> _EXERCISE BRIEF_
Work out how many lines of the data hold the string "document", and reply with that number alone.

[Stored records]
____________________
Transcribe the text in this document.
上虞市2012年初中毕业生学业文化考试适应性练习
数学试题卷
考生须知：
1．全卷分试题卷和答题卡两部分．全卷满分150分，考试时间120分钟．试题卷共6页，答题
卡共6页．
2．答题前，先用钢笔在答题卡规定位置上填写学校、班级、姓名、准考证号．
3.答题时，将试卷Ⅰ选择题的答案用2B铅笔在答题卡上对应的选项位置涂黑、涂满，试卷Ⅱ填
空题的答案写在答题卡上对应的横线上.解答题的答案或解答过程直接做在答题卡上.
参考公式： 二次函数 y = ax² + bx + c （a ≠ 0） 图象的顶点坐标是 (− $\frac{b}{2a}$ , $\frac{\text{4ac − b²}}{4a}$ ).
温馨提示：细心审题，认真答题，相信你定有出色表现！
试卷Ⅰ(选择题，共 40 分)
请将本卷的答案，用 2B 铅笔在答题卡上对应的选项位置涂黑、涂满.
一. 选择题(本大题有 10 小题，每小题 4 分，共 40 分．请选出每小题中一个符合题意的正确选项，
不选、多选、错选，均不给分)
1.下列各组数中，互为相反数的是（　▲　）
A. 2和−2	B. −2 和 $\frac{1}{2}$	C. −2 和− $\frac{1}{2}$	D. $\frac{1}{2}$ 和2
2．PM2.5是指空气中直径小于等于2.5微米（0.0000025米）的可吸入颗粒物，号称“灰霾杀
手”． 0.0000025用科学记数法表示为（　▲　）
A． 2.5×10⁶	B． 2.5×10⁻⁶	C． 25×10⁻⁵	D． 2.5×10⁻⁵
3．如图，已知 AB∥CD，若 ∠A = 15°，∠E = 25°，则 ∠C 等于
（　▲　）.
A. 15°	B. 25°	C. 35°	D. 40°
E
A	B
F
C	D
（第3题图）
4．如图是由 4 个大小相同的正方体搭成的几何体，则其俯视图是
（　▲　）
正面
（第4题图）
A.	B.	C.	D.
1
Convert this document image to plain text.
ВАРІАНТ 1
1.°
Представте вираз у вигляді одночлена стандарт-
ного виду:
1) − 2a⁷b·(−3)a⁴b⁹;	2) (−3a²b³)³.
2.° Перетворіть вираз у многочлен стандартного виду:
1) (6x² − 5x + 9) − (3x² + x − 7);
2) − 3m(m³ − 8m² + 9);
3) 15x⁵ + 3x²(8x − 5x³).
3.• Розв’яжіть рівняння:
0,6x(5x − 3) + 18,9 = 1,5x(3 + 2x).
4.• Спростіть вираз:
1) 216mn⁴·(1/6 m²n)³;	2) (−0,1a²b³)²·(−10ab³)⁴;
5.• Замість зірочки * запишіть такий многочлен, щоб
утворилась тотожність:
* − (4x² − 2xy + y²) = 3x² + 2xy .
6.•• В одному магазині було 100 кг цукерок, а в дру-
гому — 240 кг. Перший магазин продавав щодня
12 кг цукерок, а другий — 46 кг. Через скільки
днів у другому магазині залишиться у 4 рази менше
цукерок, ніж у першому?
____________________
> _RESULT_
2